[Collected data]
>>>>

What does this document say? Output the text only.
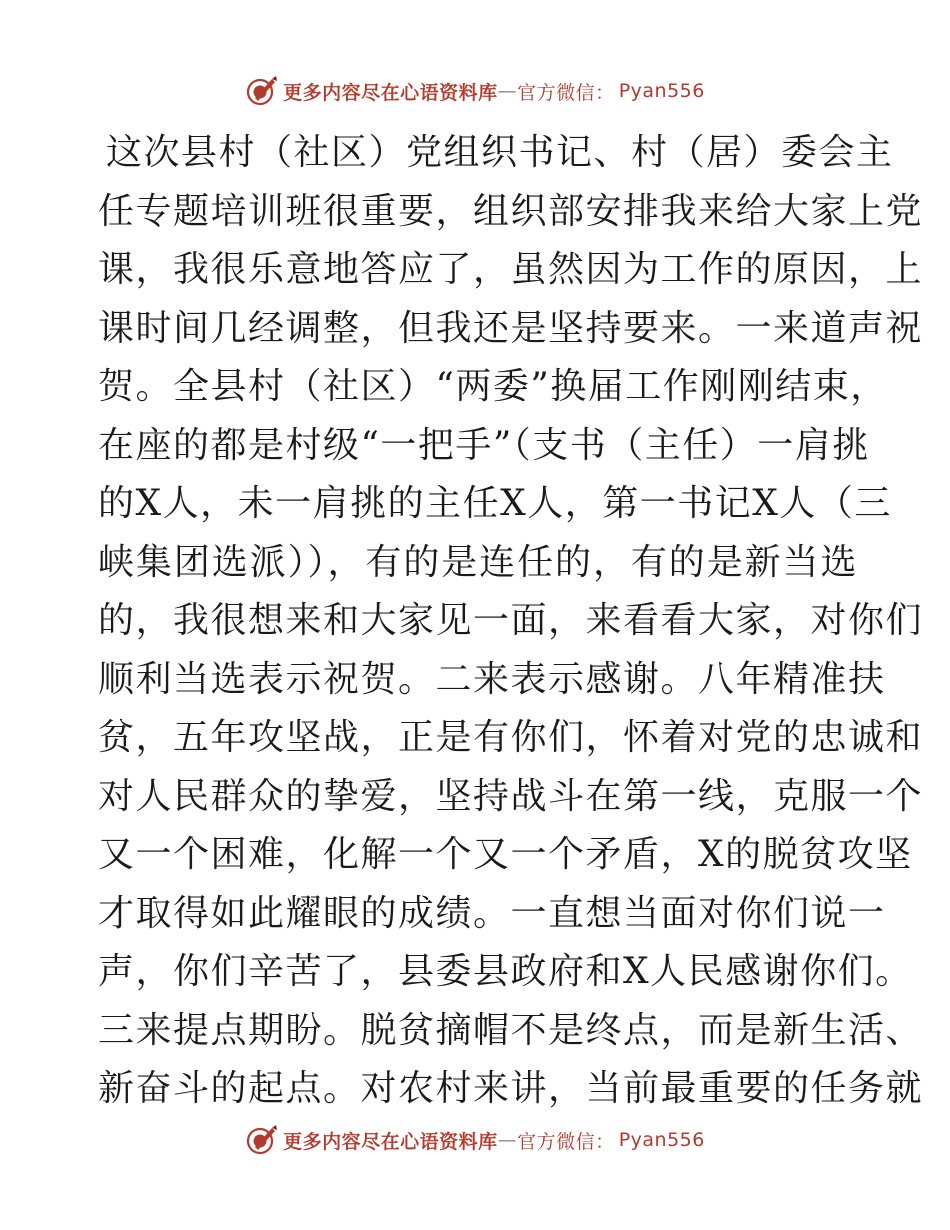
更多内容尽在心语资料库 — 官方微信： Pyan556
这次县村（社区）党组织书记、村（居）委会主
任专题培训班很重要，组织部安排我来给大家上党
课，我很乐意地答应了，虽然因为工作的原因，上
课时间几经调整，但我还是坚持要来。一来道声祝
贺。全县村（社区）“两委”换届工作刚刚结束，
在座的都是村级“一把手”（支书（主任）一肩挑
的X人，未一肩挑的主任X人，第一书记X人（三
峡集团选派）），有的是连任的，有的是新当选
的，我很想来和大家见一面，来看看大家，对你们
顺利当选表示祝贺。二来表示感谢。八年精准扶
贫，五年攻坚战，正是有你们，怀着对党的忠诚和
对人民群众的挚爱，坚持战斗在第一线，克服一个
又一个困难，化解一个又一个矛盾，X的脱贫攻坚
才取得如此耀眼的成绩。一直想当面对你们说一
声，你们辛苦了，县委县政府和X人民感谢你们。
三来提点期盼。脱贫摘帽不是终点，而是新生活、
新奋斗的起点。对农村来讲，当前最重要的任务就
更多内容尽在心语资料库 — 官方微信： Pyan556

<<<<
>>>>

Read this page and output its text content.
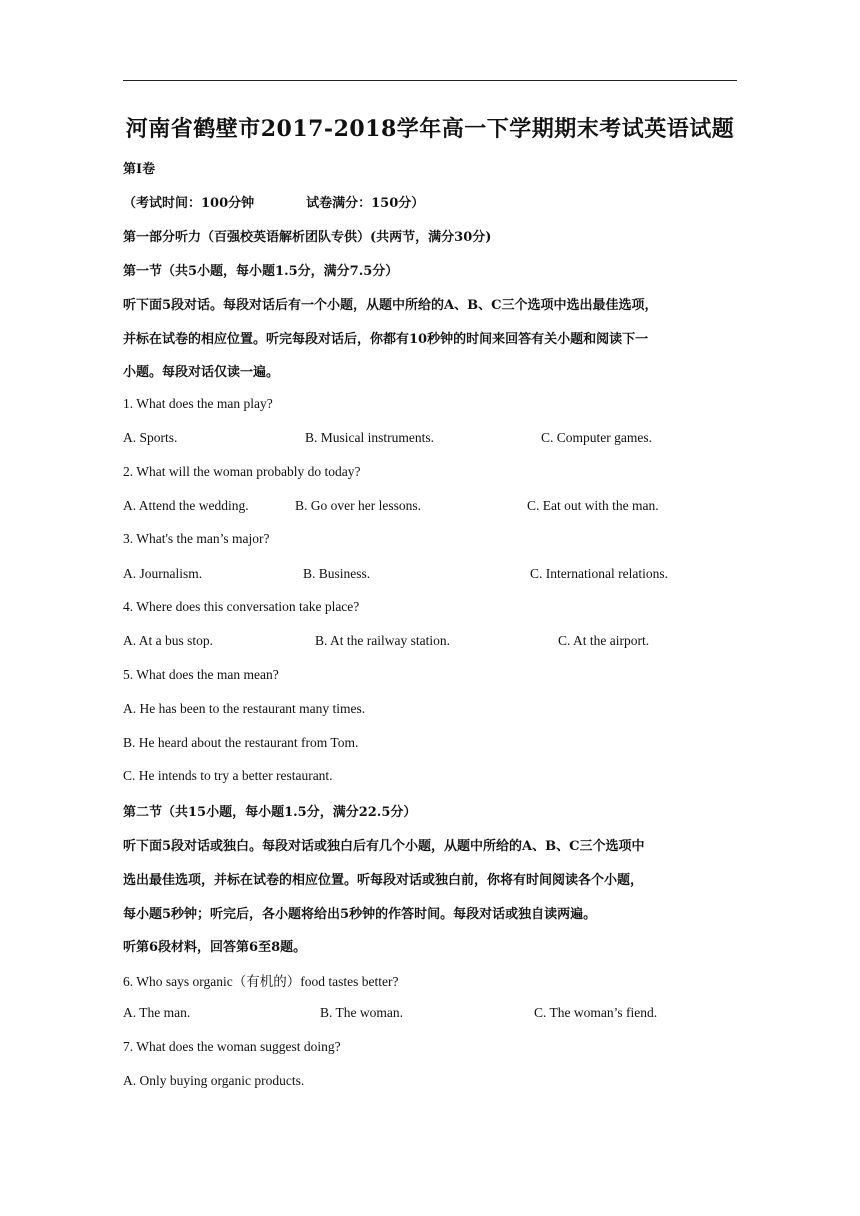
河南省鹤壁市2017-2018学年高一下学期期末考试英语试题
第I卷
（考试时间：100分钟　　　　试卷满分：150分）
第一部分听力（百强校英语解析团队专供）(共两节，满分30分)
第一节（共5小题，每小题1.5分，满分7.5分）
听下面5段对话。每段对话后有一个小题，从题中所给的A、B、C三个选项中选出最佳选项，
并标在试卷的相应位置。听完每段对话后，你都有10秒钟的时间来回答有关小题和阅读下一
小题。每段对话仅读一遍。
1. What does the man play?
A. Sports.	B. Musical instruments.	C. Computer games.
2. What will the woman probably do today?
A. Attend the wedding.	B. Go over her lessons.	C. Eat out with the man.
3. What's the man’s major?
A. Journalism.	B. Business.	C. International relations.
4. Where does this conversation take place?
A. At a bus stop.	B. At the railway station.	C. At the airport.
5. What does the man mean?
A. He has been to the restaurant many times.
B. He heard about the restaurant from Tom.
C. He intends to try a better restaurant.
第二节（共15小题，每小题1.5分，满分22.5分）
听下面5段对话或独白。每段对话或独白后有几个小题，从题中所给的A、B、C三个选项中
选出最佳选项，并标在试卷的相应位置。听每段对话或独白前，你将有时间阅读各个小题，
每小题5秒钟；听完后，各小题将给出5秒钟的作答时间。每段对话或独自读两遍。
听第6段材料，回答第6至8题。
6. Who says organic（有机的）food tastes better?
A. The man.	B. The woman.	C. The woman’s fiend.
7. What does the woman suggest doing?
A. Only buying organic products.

<<<<

To do
Select and copy every line of the material that holds the string "text".

Full response
What does this document say? Output the text only.
Read this page and output its text content.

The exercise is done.